▶ TASK OBJECTIVE: Every record that follows should be printed verbatim.

===== RECORDS SHOWN =====

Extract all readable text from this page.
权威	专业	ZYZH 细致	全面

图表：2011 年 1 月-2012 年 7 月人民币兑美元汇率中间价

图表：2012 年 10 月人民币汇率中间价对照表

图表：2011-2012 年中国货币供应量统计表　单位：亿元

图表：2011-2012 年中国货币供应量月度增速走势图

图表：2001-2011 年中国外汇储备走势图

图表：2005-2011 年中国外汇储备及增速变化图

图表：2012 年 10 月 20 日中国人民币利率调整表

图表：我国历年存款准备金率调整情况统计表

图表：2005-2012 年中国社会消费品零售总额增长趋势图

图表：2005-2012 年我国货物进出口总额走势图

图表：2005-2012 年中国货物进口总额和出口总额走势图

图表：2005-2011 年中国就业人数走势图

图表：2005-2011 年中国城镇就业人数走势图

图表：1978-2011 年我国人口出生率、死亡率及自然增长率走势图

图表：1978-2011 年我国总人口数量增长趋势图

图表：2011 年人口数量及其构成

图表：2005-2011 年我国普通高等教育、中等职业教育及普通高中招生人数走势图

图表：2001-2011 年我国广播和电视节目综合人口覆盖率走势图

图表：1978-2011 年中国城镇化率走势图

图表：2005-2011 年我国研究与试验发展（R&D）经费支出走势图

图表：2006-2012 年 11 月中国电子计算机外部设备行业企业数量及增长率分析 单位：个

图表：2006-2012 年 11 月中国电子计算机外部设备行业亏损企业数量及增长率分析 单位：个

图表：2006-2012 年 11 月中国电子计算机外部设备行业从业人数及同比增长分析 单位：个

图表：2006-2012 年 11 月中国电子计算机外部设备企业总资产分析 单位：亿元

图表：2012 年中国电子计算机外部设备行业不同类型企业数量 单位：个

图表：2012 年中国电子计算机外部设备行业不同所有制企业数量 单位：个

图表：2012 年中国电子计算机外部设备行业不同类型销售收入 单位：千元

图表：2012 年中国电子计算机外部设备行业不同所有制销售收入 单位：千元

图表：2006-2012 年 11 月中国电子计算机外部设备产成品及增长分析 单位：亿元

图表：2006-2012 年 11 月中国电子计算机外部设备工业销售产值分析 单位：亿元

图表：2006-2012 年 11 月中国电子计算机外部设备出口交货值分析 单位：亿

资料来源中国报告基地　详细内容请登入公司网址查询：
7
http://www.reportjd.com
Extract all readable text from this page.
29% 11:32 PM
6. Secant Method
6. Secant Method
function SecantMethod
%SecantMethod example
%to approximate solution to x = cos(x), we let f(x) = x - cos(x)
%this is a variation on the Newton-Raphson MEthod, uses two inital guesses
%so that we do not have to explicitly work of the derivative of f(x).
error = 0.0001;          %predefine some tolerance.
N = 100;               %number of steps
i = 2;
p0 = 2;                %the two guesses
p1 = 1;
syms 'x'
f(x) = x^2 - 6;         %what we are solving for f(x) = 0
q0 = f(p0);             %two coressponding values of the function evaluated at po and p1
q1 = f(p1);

=====

▶ SOLUTION TO THE PROBLEM:
Extract all readable text from this page.
权威	专业	ZYZH 细致	全面

图表：2011 年 1 月-2012 年 7 月人民币兑美元汇率中间价

图表：2012 年 10 月人民币汇率中间价对照表

图表：2011-2012 年中国货币供应量统计表　单位：亿元

图表：2011-2012 年中国货币供应量月度增速走势图

图表：2001-2011 年中国外汇储备走势图

图表：2005-2011 年中国外汇储备及增速变化图

图表：2012 年 10 月 20 日中国人民币利率调整表

图表：我国历年存款准备金率调整情况统计表

图表：2005-2012 年中国社会消费品零售总额增长趋势图

图表：2005-2012 年我国货物进出口总额走势图

图表：2005-2012 年中国货物进口总额和出口总额走势图

图表：2005-2011 年中国就业人数走势图

图表：2005-2011 年中国城镇就业人数走势图

图表：1978-2011 年我国人口出生率、死亡率及自然增长率走势图

图表：1978-2011 年我国总人口数量增长趋势图

图表：2011 年人口数量及其构成

图表：2005-2011 年我国普通高等教育、中等职业教育及普通高中招生人数走势图

图表：2001-2011 年我国广播和电视节目综合人口覆盖率走势图

图表：1978-2011 年中国城镇化率走势图

图表：2005-2011 年我国研究与试验发展（R&D）经费支出走势图

图表：2006-2012 年 11 月中国电子计算机外部设备行业企业数量及增长率分析 单位：个

图表：2006-2012 年 11 月中国电子计算机外部设备行业亏损企业数量及增长率分析 单位：个

图表：2006-2012 年 11 月中国电子计算机外部设备行业从业人数及同比增长分析 单位：个

图表：2006-2012 年 11 月中国电子计算机外部设备企业总资产分析 单位：亿元

图表：2012 年中国电子计算机外部设备行业不同类型企业数量 单位：个

图表：2012 年中国电子计算机外部设备行业不同所有制企业数量 单位：个

图表：2012 年中国电子计算机外部设备行业不同类型销售收入 单位：千元

图表：2012 年中国电子计算机外部设备行业不同所有制销售收入 单位：千元

图表：2006-2012 年 11 月中国电子计算机外部设备产成品及增长分析 单位：亿元

图表：2006-2012 年 11 月中国电子计算机外部设备工业销售产值分析 单位：亿元

图表：2006-2012 年 11 月中国电子计算机外部设备出口交货值分析 单位：亿

资料来源中国报告基地　详细内容请登入公司网址查询：
7
http://www.reportjd.com
Extract all readable text from this page.
29% 11:32 PM
6. Secant Method
6. Secant Method
function SecantMethod
%SecantMethod example
%to approximate solution to x = cos(x), we let f(x) = x - cos(x)
%this is a variation on the Newton-Raphson MEthod, uses two inital guesses
%so that we do not have to explicitly work of the derivative of f(x).
error = 0.0001;          %predefine some tolerance.
N = 100;               %number of steps
i = 2;
p0 = 2;                %the two guesses
p1 = 1;
syms 'x'
f(x) = x^2 - 6;         %what we are solving for f(x) = 0
q0 = f(p0);             %two coressponding values of the function evaluated at po and p1
q1 = f(p1);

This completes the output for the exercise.